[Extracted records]
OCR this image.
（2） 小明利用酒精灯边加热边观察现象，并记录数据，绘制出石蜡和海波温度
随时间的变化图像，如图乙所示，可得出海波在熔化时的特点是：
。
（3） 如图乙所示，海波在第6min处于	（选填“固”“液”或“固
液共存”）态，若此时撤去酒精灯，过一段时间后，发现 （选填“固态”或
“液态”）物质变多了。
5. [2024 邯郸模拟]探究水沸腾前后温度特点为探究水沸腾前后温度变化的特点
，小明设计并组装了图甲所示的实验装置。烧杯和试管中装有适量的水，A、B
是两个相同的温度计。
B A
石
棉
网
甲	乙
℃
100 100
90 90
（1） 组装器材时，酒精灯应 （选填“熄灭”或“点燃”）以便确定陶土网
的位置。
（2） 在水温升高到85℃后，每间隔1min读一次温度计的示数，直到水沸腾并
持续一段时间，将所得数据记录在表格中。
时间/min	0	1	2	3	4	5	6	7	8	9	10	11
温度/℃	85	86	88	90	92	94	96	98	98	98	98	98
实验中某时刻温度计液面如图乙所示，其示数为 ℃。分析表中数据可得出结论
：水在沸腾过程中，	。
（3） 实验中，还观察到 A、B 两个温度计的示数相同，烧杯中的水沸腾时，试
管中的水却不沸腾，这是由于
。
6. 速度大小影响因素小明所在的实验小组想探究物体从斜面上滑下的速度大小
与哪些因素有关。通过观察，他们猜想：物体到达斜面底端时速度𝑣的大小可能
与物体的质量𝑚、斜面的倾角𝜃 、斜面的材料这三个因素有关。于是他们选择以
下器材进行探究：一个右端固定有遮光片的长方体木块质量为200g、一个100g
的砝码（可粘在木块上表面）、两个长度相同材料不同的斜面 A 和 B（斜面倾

### Exercise objective
Extract the complete listing verbatim.

### Exercise response
OCR this image.
（2） 小明利用酒精灯边加热边观察现象，并记录数据，绘制出石蜡和海波温度
随时间的变化图像，如图乙所示，可得出海波在熔化时的特点是：
。
（3） 如图乙所示，海波在第6min处于	（选填“固”“液”或“固
液共存”）态，若此时撤去酒精灯，过一段时间后，发现 （选填“固态”或
“液态”）物质变多了。
5. [2024 邯郸模拟]探究水沸腾前后温度特点为探究水沸腾前后温度变化的特点
，小明设计并组装了图甲所示的实验装置。烧杯和试管中装有适量的水，A、B
是两个相同的温度计。
B A
石
棉
网
甲	乙
℃
100 100
90 90
（1） 组装器材时，酒精灯应 （选填“熄灭”或“点燃”）以便确定陶土网
的位置。
（2） 在水温升高到85℃后，每间隔1min读一次温度计的示数，直到水沸腾并
持续一段时间，将所得数据记录在表格中。
时间/min	0	1	2	3	4	5	6	7	8	9	10	11
温度/℃	85	86	88	90	92	94	96	98	98	98	98	98
实验中某时刻温度计液面如图乙所示，其示数为 ℃。分析表中数据可得出结论
：水在沸腾过程中，	。
（3） 实验中，还观察到 A、B 两个温度计的示数相同，烧杯中的水沸腾时，试
管中的水却不沸腾，这是由于
。
6. 速度大小影响因素小明所在的实验小组想探究物体从斜面上滑下的速度大小
与哪些因素有关。通过观察，他们猜想：物体到达斜面底端时速度𝑣的大小可能
与物体的质量𝑚、斜面的倾角𝜃 、斜面的材料这三个因素有关。于是他们选择以
下器材进行探究：一个右端固定有遮光片的长方体木块质量为200g、一个100g
的砝码（可粘在木块上表面）、两个长度相同材料不同的斜面 A 和 B（斜面倾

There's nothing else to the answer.